**AIM OF THE EXERCISE:**
Please go through the records below and return every line holding the word "important".

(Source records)
##########
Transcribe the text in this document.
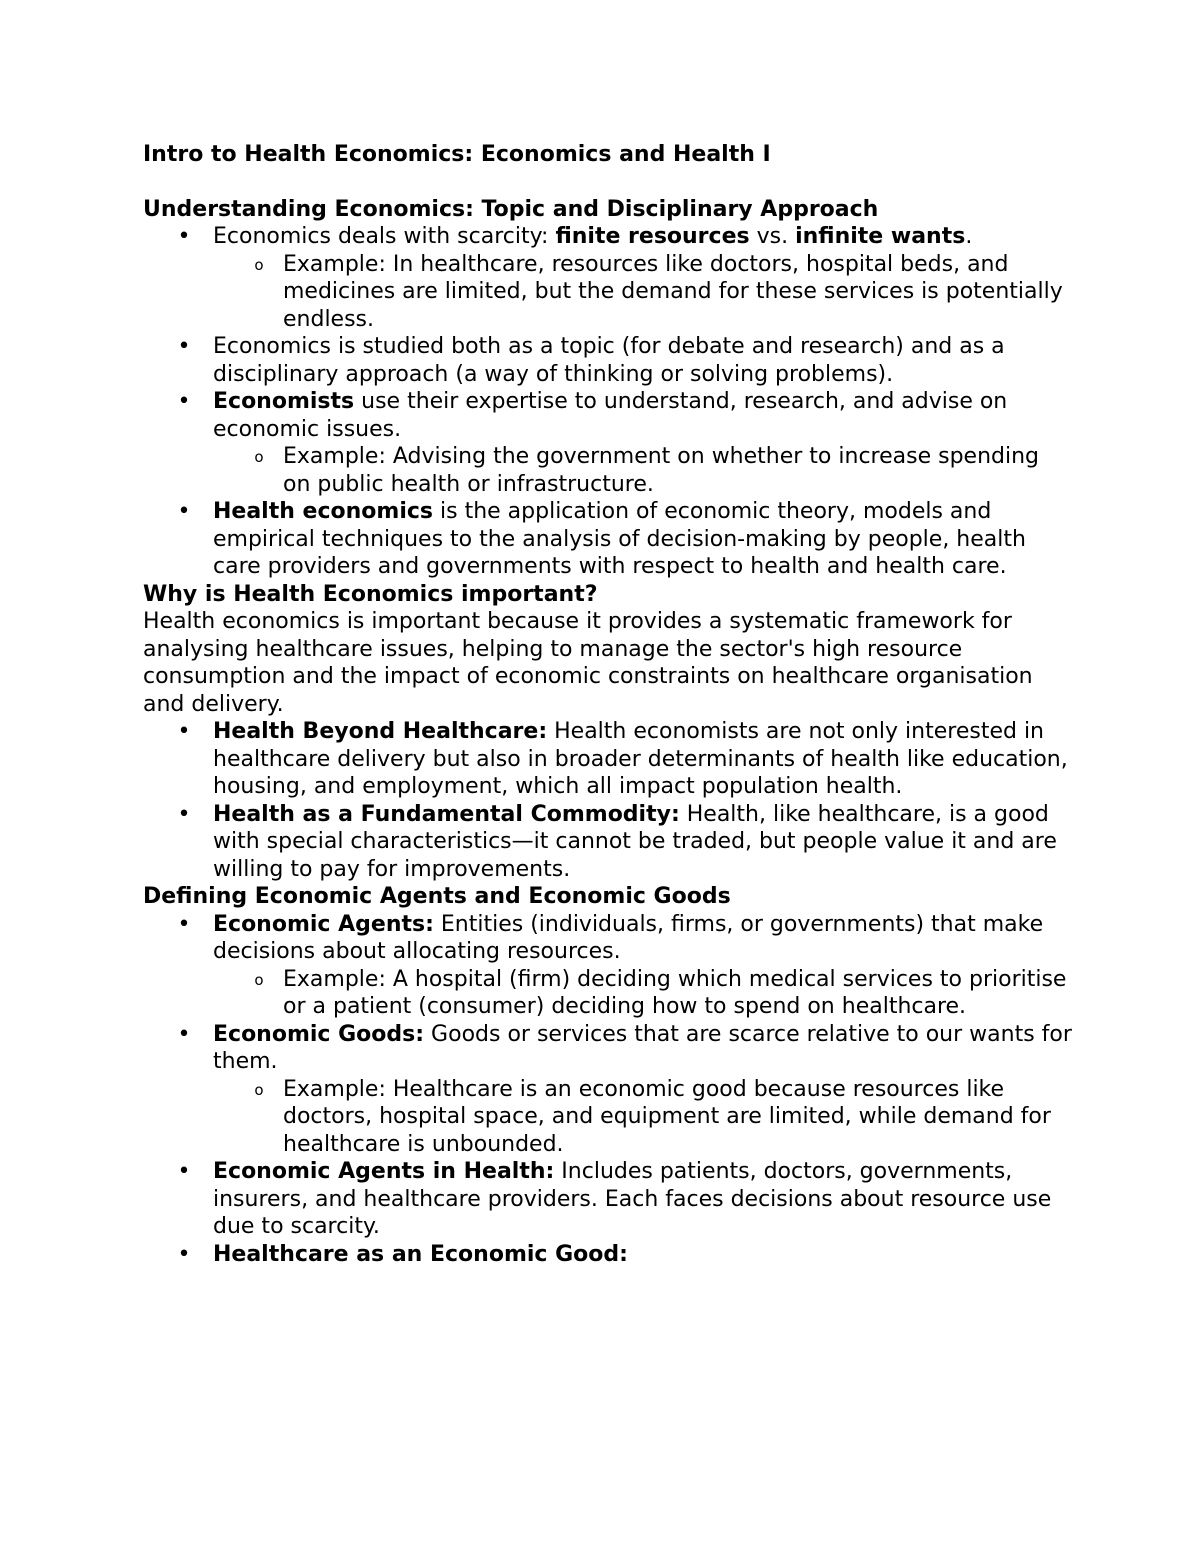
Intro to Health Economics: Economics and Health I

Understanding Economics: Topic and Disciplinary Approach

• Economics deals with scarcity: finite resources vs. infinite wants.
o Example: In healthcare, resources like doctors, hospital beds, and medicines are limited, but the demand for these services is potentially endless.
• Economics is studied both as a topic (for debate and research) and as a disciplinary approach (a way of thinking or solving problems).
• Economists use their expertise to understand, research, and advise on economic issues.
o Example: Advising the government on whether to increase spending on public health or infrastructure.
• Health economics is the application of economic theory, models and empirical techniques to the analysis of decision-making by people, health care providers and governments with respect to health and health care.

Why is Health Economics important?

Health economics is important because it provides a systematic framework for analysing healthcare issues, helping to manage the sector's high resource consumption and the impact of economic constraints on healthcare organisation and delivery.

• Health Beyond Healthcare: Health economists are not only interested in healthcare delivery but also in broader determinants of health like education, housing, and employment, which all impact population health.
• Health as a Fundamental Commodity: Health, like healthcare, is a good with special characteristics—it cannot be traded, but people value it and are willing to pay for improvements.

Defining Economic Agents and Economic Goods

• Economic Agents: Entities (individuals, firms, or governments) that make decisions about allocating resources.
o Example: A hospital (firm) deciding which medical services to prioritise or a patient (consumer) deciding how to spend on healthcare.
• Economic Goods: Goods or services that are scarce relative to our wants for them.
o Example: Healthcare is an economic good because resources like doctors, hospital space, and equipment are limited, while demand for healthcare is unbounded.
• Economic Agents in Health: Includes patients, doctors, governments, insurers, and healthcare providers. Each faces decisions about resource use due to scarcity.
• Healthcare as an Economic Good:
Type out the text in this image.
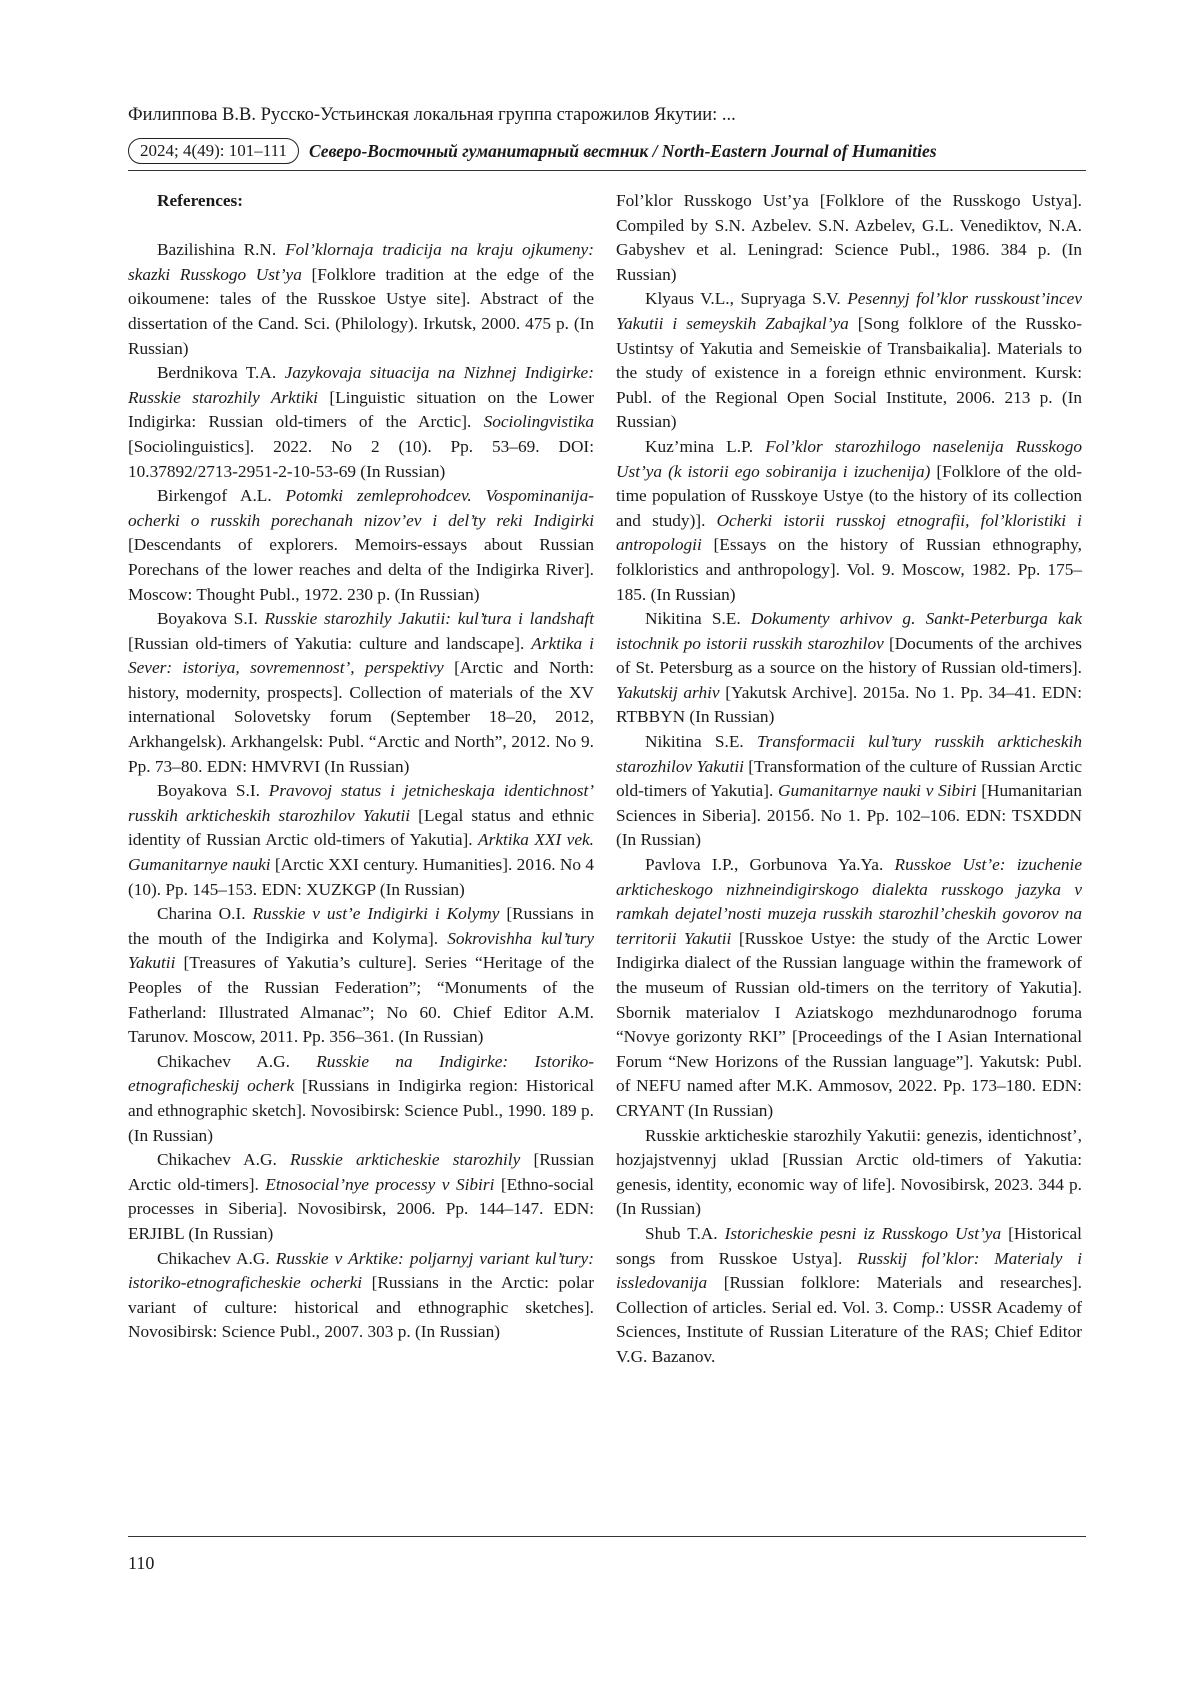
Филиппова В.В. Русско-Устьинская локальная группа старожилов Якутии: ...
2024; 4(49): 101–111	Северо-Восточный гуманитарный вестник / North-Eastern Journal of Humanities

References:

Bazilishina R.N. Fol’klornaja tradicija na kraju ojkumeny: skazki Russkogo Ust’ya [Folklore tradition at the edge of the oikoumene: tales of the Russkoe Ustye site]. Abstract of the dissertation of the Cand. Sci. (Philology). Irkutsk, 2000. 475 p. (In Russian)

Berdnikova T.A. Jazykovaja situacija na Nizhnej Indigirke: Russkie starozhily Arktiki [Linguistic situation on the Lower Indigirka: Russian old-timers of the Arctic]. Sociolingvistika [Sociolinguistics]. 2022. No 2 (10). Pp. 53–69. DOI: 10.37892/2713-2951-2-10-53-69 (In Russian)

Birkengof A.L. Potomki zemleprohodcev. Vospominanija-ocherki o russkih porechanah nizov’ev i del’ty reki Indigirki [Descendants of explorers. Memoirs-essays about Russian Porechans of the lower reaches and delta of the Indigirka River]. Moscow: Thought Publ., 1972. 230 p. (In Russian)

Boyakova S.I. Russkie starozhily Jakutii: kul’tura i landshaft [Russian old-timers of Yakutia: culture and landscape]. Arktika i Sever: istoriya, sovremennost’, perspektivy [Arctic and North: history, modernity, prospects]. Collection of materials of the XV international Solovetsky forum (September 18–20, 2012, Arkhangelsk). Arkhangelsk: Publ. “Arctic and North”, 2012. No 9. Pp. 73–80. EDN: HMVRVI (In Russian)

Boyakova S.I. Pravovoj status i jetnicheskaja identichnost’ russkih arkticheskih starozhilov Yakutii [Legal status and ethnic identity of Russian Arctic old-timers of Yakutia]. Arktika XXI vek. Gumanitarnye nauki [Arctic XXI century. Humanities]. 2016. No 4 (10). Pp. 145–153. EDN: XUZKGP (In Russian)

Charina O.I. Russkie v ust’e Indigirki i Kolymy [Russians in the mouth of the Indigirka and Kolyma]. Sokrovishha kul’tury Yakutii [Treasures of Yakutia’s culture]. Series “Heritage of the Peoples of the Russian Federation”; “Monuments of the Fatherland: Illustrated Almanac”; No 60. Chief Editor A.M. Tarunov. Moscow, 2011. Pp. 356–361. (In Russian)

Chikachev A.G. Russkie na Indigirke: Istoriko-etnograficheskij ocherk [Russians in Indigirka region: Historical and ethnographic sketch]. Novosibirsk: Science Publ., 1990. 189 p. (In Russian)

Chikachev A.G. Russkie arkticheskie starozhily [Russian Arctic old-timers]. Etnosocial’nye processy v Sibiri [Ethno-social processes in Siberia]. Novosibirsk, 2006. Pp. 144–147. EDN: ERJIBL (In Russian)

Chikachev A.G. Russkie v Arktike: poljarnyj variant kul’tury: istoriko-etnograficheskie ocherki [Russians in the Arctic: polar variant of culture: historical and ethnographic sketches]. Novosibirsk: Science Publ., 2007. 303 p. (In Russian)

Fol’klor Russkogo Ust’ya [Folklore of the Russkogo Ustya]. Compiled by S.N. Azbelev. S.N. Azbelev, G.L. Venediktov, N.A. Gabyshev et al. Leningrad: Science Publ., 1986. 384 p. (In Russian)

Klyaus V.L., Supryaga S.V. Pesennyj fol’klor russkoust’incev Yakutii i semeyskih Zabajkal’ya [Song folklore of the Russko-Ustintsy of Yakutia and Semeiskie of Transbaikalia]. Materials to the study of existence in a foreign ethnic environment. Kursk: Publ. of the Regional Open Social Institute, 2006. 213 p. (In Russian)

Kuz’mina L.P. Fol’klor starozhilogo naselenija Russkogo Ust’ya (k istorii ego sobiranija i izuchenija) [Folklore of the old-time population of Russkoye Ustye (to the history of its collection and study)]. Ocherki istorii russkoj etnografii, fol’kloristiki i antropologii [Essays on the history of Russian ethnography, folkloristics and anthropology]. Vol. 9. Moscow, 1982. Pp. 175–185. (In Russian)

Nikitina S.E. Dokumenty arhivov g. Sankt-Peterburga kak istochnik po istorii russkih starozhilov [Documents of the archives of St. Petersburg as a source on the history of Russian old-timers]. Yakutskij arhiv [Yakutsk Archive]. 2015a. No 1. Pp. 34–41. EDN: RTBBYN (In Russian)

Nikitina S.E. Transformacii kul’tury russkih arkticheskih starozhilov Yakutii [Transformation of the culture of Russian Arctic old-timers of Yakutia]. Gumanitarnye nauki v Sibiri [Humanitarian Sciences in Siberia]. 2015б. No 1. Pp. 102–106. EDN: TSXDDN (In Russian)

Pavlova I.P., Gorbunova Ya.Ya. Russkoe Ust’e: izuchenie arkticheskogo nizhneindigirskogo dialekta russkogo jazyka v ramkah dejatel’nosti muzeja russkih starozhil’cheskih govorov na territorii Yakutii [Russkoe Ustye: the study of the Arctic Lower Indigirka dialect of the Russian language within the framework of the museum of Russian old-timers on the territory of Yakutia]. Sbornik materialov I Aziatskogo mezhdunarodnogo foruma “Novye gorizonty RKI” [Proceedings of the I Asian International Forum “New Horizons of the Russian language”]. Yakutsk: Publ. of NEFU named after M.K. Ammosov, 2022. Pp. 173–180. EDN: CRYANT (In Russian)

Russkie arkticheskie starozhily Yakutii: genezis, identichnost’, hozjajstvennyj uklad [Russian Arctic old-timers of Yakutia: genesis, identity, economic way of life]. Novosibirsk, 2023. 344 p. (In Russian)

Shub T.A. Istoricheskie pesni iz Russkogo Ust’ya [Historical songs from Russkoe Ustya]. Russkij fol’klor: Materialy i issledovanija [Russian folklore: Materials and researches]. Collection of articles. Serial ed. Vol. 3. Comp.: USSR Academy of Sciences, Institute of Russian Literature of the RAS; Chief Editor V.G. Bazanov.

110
##########
**ANSWER FOR THIS EXERCISE:**
Why is Health Economics important?
Health economics is important because it provides a systematic framework for analysing healthcare issues, helping to manage the sector's high resource consumption and the impact of economic constraints on healthcare organisation and delivery.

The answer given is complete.